====== Extracted entries ======

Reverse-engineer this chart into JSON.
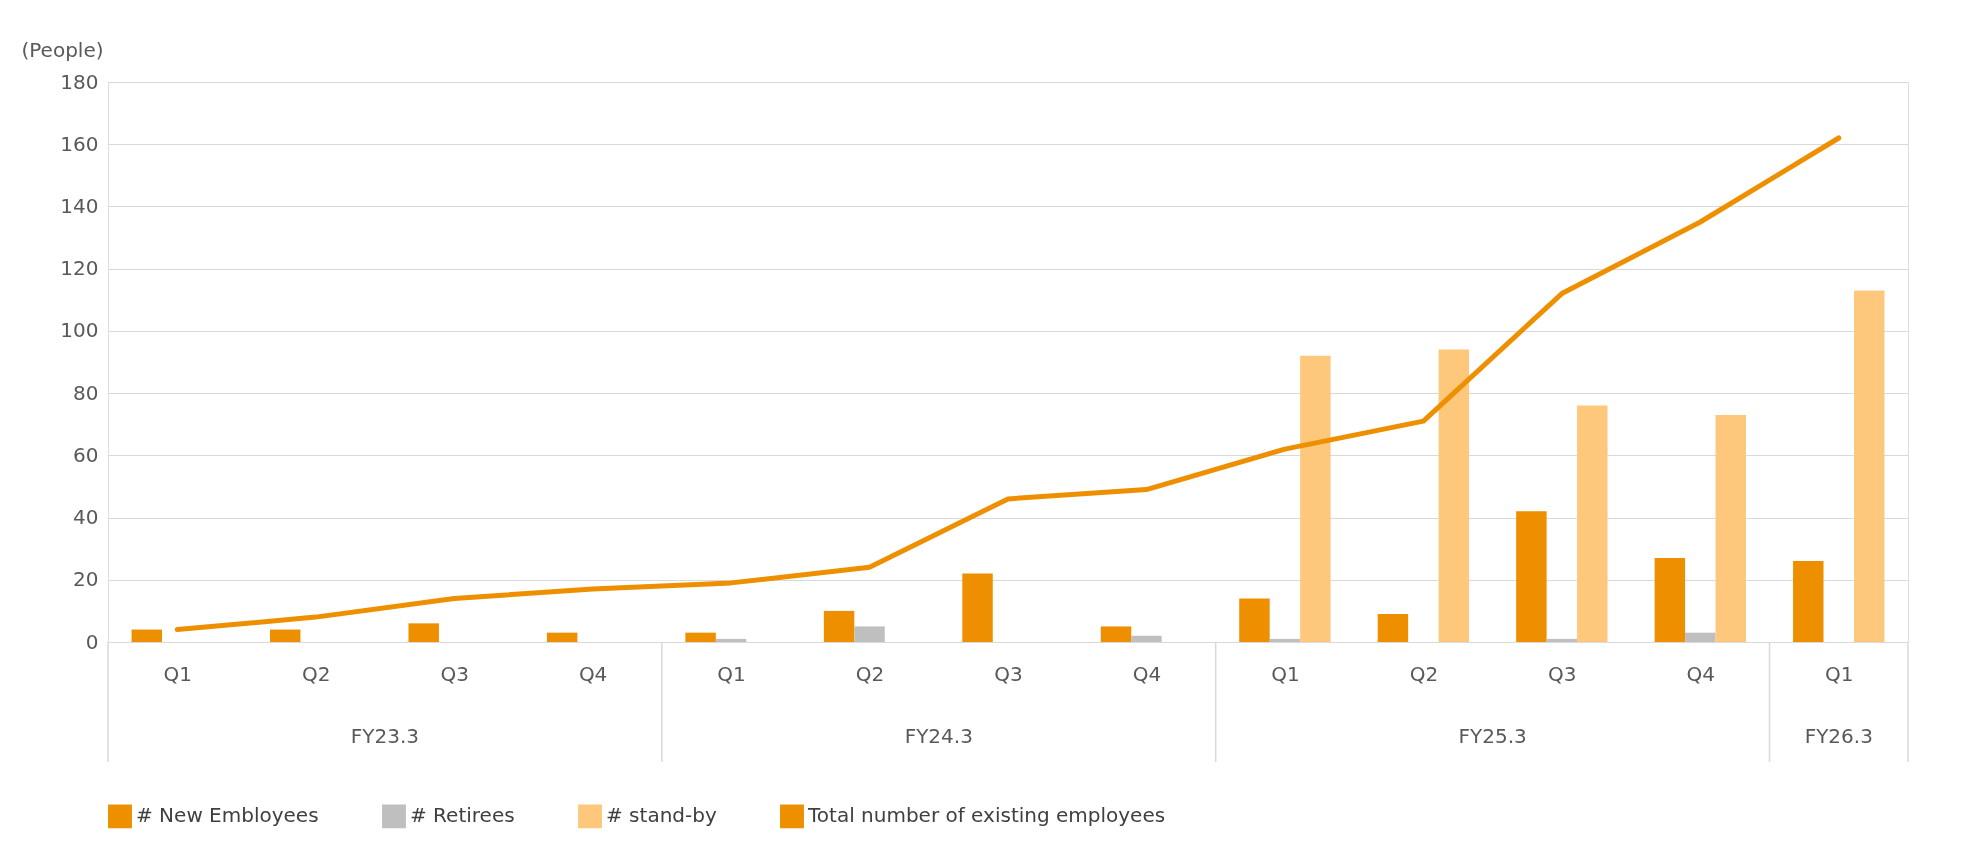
{
  "chart_data": {
    "type": "bar",
    "ylabel": "(People)",
    "categories": [
      "Q1",
      "Q2",
      "Q3",
      "Q4",
      "Q1",
      "Q2",
      "Q3",
      "Q4",
      "Q1",
      "Q2",
      "Q3",
      "Q4",
      "Q1"
    ],
    "annotations": [
      "FY23.3",
      "FY24.3",
      "FY25.3",
      "FY26.3"
    ],
    "series": [
      {
        "name": "# New Embloyees",
        "color": "#ee8f00",
        "values": [
          4,
          4,
          6,
          3,
          3,
          10,
          22,
          5,
          14,
          9,
          42,
          27,
          26
        ]
      },
      {
        "name": "# Retirees",
        "color": "#bfbfbf",
        "values": [
          null,
          null,
          null,
          null,
          1,
          5,
          null,
          2,
          1,
          null,
          1,
          3,
          null
        ]
      },
      {
        "name": "# stand-by",
        "color": "#fdc87b",
        "values": [
          null,
          null,
          null,
          null,
          null,
          null,
          null,
          null,
          92,
          94,
          76,
          73,
          113
        ]
      },
      {
        "name": "Total number of existing employees",
        "color": "#ee8f00",
        "type": "line",
        "values": [
          4,
          8,
          14,
          17,
          19,
          24,
          46,
          49,
          62,
          71,
          112,
          135,
          162
        ]
      }
    ],
    "ylim": [
      0,
      180
    ],
    "yticks": [
      0,
      20,
      40,
      60,
      80,
      100,
      120,
      140,
      160,
      180
    ],
    "grid": "y",
    "legend": "bottom"
  }
}
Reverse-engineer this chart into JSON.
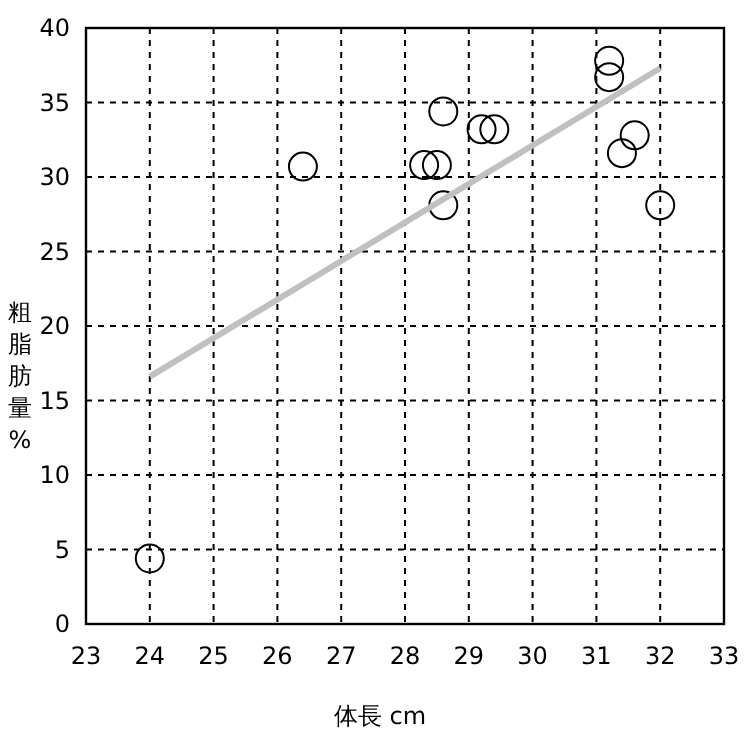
{
  "chart_data": {
    "type": "scatter",
    "xlabel": "体長 cm",
    "ylabel": "粗脂肪量%",
    "xlim": [
      23,
      33
    ],
    "xticks": [
      23,
      24,
      25,
      26,
      27,
      28,
      29,
      30,
      31,
      32,
      33
    ],
    "ylim": [
      0,
      40
    ],
    "yticks": [
      0,
      5,
      10,
      15,
      20,
      25,
      30,
      35,
      40
    ],
    "grid": true,
    "marker": "circle",
    "series": [
      {
        "color": "#000000",
        "x": [
          24.0,
          26.4,
          28.6,
          29.2,
          29.4,
          28.3,
          28.5,
          28.6,
          31.2,
          31.2,
          31.6,
          31.4,
          32.0
        ],
        "values": [
          4.4,
          30.7,
          34.4,
          33.2,
          33.2,
          30.8,
          30.8,
          28.1,
          37.8,
          36.7,
          32.8,
          31.6,
          28.1
        ]
      },
      {
        "type": "line",
        "color": "#c0c0c0",
        "marker": "none",
        "x": [
          24.0,
          32.0
        ],
        "values": [
          16.6,
          37.3
        ]
      }
    ]
  }
}
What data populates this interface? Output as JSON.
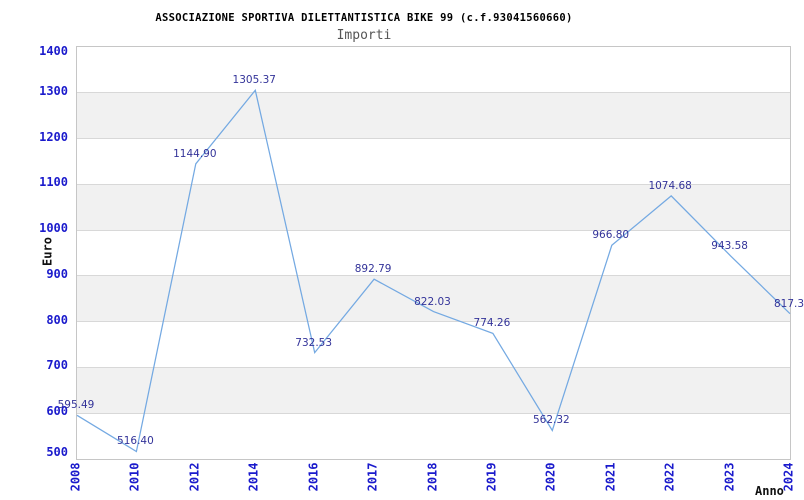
{
  "header": {
    "title": "ASSOCIAZIONE SPORTIVA DILETTANTISTICA BIKE 99 (c.f.93041560660)",
    "subtitle": "Importi"
  },
  "chart_data": {
    "type": "line",
    "title": "ASSOCIAZIONE SPORTIVA DILETTANTISTICA BIKE 99 (c.f.93041560660)",
    "subtitle": "Importi",
    "xlabel": "Anno",
    "ylabel": "Euro",
    "categories": [
      "2008",
      "2010",
      "2012",
      "2014",
      "2016",
      "2017",
      "2018",
      "2019",
      "2020",
      "2021",
      "2022",
      "2023",
      "2024"
    ],
    "values": [
      595.49,
      516.4,
      1144.9,
      1305.37,
      732.53,
      892.79,
      822.03,
      774.26,
      562.32,
      966.8,
      1074.68,
      943.58,
      817.3
    ],
    "point_labels": [
      "595.49",
      "516.40",
      "1144.90",
      "1305.37",
      "732.53",
      "892.79",
      "822.03",
      "774.26",
      "562.32",
      "966.80",
      "1074.68",
      "943.58",
      "817.3"
    ],
    "ylim": [
      500,
      1400
    ],
    "ytick_step": 100,
    "yticks": [
      "1400",
      "1300",
      "1200",
      "1100",
      "1000",
      "900",
      "800",
      "700",
      "600",
      "500"
    ],
    "grid": "horizontal-bands",
    "legend": "none",
    "colors": {
      "line": "#74a9e2",
      "tick_label": "#1a1acc",
      "data_label": "#333399",
      "band": "#f1f1f1",
      "grid_line": "#d8d8d8",
      "plot_border": "#c6c6c6",
      "title": "#000000",
      "subtitle": "#555555"
    }
  }
}
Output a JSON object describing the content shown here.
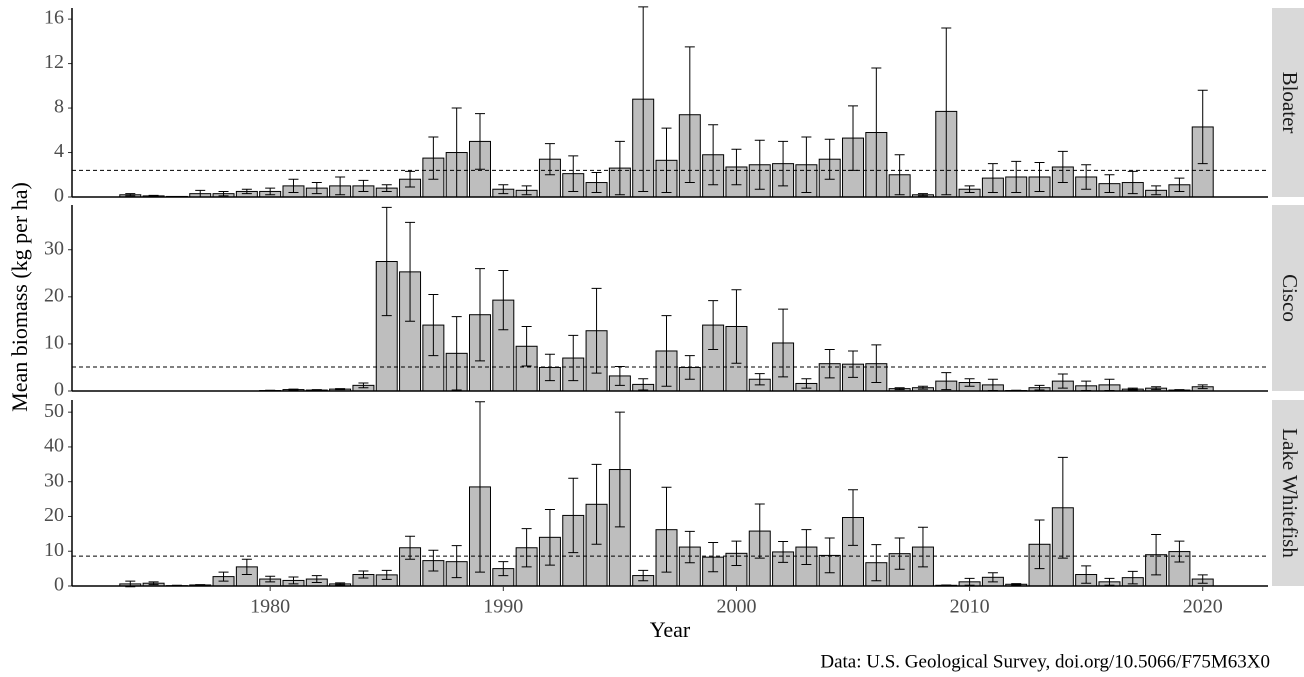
{
  "shared": {
    "ylabel": "Mean biomass (kg per ha)",
    "xlabel": "Year",
    "caption": "Data: U.S. Geological Survey, doi.org/10.5066/F75M63X0",
    "xlim": [
      1971.5,
      2022.8
    ],
    "xticks": [
      1980,
      1990,
      2000,
      2010,
      2020
    ]
  },
  "chart_data": [
    {
      "type": "bar",
      "title": "Bloater",
      "color": "#bebebe",
      "ylim": [
        0,
        17
      ],
      "yticks": [
        0,
        4,
        8,
        12,
        16
      ],
      "hline": 2.4,
      "x": [
        1974,
        1975,
        1976,
        1977,
        1978,
        1979,
        1980,
        1981,
        1982,
        1983,
        1984,
        1985,
        1986,
        1987,
        1988,
        1989,
        1990,
        1991,
        1992,
        1993,
        1994,
        1995,
        1996,
        1997,
        1998,
        1999,
        2000,
        2001,
        2002,
        2003,
        2004,
        2005,
        2006,
        2007,
        2008,
        2009,
        2010,
        2011,
        2012,
        2013,
        2014,
        2015,
        2016,
        2017,
        2018,
        2019,
        2020
      ],
      "values": [
        0.2,
        0.1,
        0.05,
        0.3,
        0.3,
        0.5,
        0.5,
        1.0,
        0.8,
        1.0,
        1.0,
        0.8,
        1.6,
        3.5,
        4.0,
        5.0,
        0.7,
        0.6,
        3.4,
        2.1,
        1.3,
        2.6,
        8.8,
        3.3,
        7.4,
        3.8,
        2.7,
        2.9,
        3.0,
        2.9,
        3.4,
        5.3,
        5.8,
        2.0,
        0.2,
        7.7,
        0.7,
        1.7,
        1.8,
        1.8,
        2.7,
        1.8,
        1.2,
        1.3,
        0.6,
        1.1,
        6.3
      ],
      "errors": [
        0.1,
        0.05,
        0,
        0.3,
        0.2,
        0.2,
        0.3,
        0.6,
        0.5,
        0.8,
        0.5,
        0.3,
        0.7,
        1.9,
        4,
        2.5,
        0.4,
        0.4,
        1.4,
        1.6,
        0.9,
        2.4,
        8.3,
        2.9,
        6.1,
        2.7,
        1.6,
        2.2,
        2.0,
        2.5,
        1.8,
        2.9,
        5.8,
        1.8,
        0.1,
        7.5,
        0.3,
        1.3,
        1.4,
        1.3,
        1.4,
        1.1,
        0.8,
        1.0,
        0.4,
        0.6,
        3.3
      ]
    },
    {
      "type": "bar",
      "title": "Cisco",
      "color": "#bebebe",
      "ylim": [
        0,
        39.5
      ],
      "yticks": [
        0,
        10,
        20,
        30
      ],
      "hline": 5.1,
      "x": [
        1974,
        1975,
        1976,
        1977,
        1978,
        1979,
        1980,
        1981,
        1982,
        1983,
        1984,
        1985,
        1986,
        1987,
        1988,
        1989,
        1990,
        1991,
        1992,
        1993,
        1994,
        1995,
        1996,
        1997,
        1998,
        1999,
        2000,
        2001,
        2002,
        2003,
        2004,
        2005,
        2006,
        2007,
        2008,
        2009,
        2010,
        2011,
        2012,
        2013,
        2014,
        2015,
        2016,
        2017,
        2018,
        2019,
        2020
      ],
      "values": [
        0,
        0,
        0,
        0,
        0,
        0,
        0.1,
        0.3,
        0.2,
        0.4,
        1.2,
        27.5,
        25.3,
        14,
        8,
        16.2,
        19.3,
        9.5,
        5,
        7,
        12.8,
        3.2,
        1.4,
        8.5,
        5,
        14,
        13.7,
        2.5,
        10.2,
        1.6,
        5.8,
        5.7,
        5.8,
        0.5,
        0.7,
        2.1,
        1.8,
        1.3,
        0.1,
        0.7,
        2.1,
        1.1,
        1.3,
        0.4,
        0.6,
        0.2,
        0.9
      ],
      "errors": [
        0,
        0,
        0,
        0,
        0,
        0,
        0.05,
        0.1,
        0.1,
        0.1,
        0.5,
        11.5,
        10.5,
        6.5,
        7.8,
        9.8,
        6.3,
        4.2,
        2.8,
        4.8,
        9,
        2,
        1.2,
        7.5,
        2.5,
        5.2,
        7.8,
        1.2,
        7.2,
        1,
        3,
        2.8,
        4,
        0.2,
        0.3,
        1.8,
        0.8,
        1.2,
        0.05,
        0.5,
        1.5,
        1,
        1.2,
        0.2,
        0.3,
        0.1,
        0.4
      ]
    },
    {
      "type": "bar",
      "title": "Lake Whitefish",
      "color": "#bebebe",
      "ylim": [
        0,
        53.5
      ],
      "yticks": [
        0,
        10,
        20,
        30,
        40,
        50
      ],
      "hline": 8.6,
      "x": [
        1974,
        1975,
        1976,
        1977,
        1978,
        1979,
        1980,
        1981,
        1982,
        1983,
        1984,
        1985,
        1986,
        1987,
        1988,
        1989,
        1990,
        1991,
        1992,
        1993,
        1994,
        1995,
        1996,
        1997,
        1998,
        1999,
        2000,
        2001,
        2002,
        2003,
        2004,
        2005,
        2006,
        2007,
        2008,
        2009,
        2010,
        2011,
        2012,
        2013,
        2014,
        2015,
        2016,
        2017,
        2018,
        2019,
        2020
      ],
      "values": [
        0.6,
        0.8,
        0.1,
        0.3,
        2.7,
        5.5,
        2,
        1.6,
        2,
        0.6,
        3.3,
        3.2,
        11,
        7.3,
        7,
        28.5,
        5,
        11,
        14,
        20.3,
        23.5,
        33.5,
        3,
        16.2,
        11.2,
        8.3,
        9.4,
        15.8,
        9.8,
        11.2,
        8.8,
        19.7,
        6.7,
        9.3,
        11.2,
        0.2,
        1.2,
        2.5,
        0.5,
        12,
        22.5,
        3.3,
        1.2,
        2.4,
        9,
        9.9,
        2
      ],
      "errors": [
        0.8,
        0.4,
        0.1,
        0.1,
        1.3,
        2.2,
        0.8,
        1,
        1,
        0.3,
        1,
        1.3,
        3.3,
        3,
        4.6,
        24.5,
        2,
        5.5,
        8,
        10.7,
        11.5,
        16.5,
        1.5,
        12.2,
        4.5,
        4.2,
        3.5,
        7.8,
        3,
        5,
        5,
        8,
        5.2,
        4.5,
        5.7,
        0.1,
        1,
        1.3,
        0.2,
        7,
        14.5,
        2.5,
        1,
        1.8,
        5.8,
        3,
        1.2
      ]
    }
  ]
}
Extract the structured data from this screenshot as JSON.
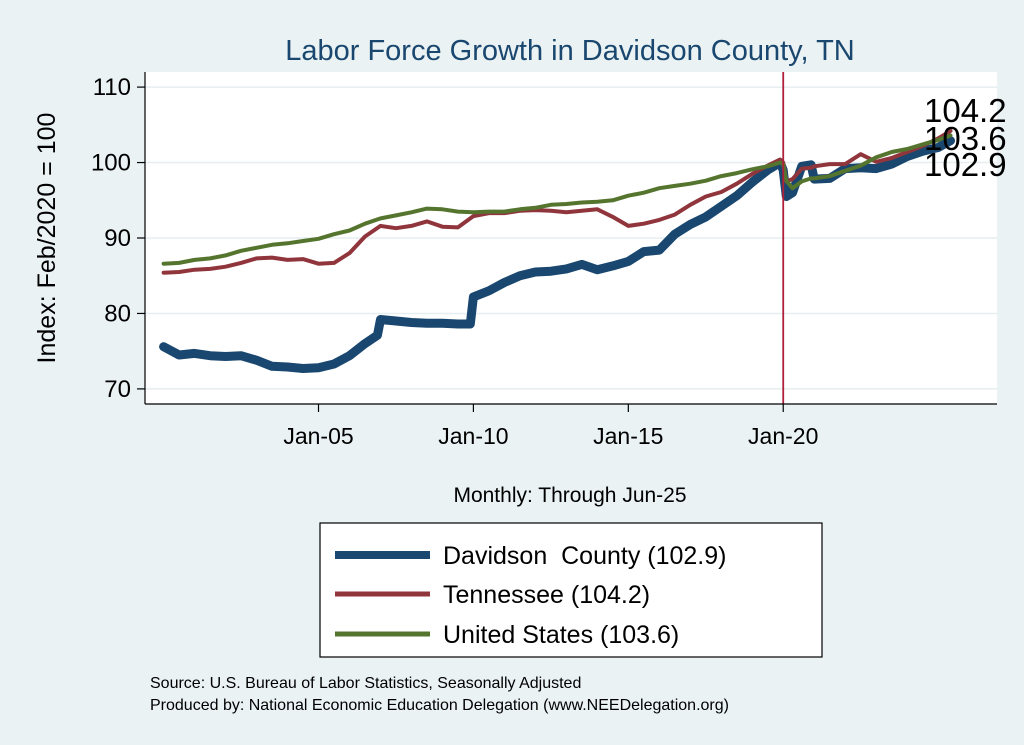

======

Locate each line with the word "xlabel" and copy it.

    "xlabel": "体長 cm",
    "xlabel": "Anno",
    "xlabel": "Year",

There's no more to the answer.